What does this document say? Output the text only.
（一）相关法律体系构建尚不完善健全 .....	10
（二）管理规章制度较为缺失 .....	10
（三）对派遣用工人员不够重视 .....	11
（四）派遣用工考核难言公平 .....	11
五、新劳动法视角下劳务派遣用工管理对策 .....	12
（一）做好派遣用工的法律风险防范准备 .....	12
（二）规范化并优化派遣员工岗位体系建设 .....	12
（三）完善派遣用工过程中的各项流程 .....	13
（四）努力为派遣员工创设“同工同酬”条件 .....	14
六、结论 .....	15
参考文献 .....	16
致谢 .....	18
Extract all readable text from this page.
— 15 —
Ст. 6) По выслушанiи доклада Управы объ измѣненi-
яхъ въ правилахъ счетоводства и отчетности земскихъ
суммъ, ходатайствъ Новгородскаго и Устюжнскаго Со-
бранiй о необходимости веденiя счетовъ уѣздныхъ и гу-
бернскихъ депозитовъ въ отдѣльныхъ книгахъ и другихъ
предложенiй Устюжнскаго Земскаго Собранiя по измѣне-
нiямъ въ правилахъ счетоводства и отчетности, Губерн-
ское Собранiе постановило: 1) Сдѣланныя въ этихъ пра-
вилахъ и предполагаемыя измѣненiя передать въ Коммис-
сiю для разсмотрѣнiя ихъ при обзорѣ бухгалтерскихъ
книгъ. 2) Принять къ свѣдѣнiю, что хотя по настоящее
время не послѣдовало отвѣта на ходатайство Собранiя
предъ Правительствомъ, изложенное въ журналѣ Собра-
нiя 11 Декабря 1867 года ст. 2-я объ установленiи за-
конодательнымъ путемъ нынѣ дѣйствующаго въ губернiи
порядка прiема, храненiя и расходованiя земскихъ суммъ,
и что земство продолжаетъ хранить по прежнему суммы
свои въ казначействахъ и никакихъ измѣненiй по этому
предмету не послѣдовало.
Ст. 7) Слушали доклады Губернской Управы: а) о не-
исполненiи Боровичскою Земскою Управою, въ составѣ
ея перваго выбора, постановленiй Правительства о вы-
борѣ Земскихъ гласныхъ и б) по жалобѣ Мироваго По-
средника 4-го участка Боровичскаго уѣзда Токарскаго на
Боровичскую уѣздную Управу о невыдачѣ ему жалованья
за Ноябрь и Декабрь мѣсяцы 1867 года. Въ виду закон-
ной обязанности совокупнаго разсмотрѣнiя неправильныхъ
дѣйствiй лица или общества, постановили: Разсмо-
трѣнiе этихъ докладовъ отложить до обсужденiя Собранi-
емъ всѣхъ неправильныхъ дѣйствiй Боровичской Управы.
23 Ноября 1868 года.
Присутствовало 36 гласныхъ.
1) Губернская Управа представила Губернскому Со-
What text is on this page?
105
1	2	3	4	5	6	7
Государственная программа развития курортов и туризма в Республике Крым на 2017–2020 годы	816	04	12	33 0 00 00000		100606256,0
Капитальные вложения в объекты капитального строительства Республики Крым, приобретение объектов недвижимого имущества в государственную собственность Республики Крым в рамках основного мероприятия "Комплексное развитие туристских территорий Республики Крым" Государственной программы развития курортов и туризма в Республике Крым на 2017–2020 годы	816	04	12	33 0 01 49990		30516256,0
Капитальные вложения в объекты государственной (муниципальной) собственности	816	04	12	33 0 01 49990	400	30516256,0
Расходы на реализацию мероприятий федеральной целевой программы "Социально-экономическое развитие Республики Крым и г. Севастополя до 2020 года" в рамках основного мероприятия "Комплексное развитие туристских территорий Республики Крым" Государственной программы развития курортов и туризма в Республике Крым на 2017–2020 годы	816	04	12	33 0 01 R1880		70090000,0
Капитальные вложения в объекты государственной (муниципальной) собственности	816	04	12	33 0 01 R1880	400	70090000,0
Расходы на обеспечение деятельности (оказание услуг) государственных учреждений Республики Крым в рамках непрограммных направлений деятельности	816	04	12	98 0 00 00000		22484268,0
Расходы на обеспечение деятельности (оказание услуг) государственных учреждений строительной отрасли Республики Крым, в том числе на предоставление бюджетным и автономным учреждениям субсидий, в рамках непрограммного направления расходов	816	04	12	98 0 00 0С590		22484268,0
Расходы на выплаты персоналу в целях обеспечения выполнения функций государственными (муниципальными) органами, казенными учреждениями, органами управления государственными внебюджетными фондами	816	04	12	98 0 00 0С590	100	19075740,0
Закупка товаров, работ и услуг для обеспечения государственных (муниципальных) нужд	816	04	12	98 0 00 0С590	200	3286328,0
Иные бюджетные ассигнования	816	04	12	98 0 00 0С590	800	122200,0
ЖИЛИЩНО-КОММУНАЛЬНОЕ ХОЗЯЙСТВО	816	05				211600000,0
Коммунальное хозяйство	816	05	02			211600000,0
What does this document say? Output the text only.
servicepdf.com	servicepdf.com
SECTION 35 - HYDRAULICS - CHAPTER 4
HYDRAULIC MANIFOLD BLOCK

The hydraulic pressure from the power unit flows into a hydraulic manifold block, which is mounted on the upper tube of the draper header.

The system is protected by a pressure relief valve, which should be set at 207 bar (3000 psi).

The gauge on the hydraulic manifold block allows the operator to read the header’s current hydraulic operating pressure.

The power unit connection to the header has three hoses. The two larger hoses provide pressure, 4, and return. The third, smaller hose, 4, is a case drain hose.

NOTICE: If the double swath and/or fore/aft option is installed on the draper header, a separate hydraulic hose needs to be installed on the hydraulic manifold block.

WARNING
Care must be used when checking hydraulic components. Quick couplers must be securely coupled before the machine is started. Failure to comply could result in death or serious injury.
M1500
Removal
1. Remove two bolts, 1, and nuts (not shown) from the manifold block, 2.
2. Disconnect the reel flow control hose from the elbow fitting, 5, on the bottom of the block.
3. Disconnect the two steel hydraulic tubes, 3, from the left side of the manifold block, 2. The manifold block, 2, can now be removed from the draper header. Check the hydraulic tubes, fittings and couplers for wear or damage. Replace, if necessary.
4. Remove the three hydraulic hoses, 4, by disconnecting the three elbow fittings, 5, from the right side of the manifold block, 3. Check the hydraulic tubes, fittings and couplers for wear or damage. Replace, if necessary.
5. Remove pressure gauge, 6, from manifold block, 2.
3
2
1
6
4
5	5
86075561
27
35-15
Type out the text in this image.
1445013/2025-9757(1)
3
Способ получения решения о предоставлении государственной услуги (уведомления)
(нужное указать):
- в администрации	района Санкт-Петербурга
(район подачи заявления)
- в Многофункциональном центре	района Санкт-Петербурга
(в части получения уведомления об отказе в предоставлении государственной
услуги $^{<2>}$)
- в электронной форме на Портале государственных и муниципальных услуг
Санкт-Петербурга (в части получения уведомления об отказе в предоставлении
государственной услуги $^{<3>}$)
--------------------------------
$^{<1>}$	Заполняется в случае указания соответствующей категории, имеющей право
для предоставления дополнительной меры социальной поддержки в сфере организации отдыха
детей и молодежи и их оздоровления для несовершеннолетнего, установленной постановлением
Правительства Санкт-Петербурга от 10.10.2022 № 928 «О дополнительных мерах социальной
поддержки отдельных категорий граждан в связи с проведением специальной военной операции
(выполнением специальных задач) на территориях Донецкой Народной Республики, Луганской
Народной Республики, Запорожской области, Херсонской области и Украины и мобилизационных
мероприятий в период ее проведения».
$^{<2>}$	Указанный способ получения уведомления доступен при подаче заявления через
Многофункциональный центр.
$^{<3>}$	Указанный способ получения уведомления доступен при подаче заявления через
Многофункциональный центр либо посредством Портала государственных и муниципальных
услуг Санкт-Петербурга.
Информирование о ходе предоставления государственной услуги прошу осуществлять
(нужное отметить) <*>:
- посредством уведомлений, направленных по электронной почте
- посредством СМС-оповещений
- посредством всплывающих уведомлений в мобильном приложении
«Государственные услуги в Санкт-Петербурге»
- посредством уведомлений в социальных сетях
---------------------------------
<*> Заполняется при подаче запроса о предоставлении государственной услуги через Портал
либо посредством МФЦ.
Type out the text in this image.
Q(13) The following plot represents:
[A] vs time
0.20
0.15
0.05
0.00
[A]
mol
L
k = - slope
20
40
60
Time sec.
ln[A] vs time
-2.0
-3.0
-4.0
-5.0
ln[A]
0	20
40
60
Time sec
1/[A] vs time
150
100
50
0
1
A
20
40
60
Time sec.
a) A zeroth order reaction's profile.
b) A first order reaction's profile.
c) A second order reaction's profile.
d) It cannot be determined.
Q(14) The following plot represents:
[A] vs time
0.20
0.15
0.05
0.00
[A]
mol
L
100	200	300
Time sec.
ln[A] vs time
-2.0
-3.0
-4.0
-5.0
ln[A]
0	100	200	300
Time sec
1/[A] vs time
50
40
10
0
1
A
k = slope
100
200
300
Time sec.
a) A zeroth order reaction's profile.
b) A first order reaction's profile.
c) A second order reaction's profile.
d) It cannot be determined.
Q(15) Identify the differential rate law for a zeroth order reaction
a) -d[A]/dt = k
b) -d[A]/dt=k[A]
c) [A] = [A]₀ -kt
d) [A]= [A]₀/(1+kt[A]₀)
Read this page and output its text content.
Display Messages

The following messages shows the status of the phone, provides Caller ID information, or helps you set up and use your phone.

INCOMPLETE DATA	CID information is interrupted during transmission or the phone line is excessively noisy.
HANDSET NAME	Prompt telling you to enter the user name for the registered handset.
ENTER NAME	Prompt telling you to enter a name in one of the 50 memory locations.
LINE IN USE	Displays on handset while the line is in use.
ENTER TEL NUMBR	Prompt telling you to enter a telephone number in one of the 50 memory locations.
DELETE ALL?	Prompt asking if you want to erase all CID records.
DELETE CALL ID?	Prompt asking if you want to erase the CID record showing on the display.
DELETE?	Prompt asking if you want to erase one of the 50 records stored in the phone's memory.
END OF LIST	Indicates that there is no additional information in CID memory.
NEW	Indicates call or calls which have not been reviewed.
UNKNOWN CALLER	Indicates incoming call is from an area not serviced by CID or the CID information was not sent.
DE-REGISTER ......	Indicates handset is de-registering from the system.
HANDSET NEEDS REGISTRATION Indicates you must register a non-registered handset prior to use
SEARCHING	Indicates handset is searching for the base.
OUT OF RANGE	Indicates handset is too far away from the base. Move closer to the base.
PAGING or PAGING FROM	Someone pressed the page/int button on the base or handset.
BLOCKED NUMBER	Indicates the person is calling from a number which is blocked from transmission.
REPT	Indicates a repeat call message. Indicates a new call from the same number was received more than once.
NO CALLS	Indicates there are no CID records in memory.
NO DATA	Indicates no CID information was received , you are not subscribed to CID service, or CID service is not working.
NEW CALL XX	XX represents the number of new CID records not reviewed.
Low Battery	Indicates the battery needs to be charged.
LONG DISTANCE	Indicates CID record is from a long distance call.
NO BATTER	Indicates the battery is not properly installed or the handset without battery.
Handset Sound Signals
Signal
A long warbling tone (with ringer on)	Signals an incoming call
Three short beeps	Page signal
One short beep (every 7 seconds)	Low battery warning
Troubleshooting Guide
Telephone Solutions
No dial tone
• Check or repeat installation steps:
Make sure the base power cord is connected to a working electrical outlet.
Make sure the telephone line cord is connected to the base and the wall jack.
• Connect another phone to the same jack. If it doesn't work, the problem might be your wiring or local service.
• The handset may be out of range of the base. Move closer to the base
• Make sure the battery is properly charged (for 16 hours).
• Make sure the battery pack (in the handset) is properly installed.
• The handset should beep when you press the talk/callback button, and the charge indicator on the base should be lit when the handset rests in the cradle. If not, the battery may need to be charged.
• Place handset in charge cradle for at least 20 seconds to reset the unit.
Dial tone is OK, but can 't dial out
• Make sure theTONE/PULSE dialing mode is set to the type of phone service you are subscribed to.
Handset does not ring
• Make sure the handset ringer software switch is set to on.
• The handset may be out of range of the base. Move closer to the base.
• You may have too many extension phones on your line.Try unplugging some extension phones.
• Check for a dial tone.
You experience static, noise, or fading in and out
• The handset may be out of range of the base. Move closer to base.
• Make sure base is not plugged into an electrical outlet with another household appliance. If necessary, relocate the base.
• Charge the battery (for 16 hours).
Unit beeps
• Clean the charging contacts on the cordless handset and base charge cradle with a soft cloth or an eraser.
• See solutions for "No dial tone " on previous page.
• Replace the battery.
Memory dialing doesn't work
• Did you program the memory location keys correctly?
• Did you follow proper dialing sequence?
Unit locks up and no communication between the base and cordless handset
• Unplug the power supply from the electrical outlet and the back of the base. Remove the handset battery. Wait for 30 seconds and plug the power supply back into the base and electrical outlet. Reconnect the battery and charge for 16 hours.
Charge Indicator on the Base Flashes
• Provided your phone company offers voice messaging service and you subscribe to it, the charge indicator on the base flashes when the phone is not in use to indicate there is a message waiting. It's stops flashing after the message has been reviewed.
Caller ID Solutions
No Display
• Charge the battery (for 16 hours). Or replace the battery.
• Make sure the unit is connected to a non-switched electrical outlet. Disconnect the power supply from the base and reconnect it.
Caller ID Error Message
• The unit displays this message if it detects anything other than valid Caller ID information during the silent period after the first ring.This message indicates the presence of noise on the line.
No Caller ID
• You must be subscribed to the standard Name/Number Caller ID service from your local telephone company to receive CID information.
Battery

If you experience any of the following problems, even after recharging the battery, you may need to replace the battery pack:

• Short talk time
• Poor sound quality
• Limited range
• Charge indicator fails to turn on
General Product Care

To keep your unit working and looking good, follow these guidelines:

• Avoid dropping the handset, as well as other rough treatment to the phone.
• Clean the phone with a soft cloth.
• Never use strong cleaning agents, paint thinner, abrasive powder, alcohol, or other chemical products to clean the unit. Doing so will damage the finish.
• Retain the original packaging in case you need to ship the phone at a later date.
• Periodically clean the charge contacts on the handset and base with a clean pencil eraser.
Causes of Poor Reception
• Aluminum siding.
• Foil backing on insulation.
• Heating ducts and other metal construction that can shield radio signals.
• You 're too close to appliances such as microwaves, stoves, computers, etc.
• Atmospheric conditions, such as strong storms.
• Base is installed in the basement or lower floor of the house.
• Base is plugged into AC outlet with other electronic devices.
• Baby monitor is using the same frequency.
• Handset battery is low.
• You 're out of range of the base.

The exercise:
Say how many lines in the records hold the string "cloth", and say nothing else.

Solution for this task:
2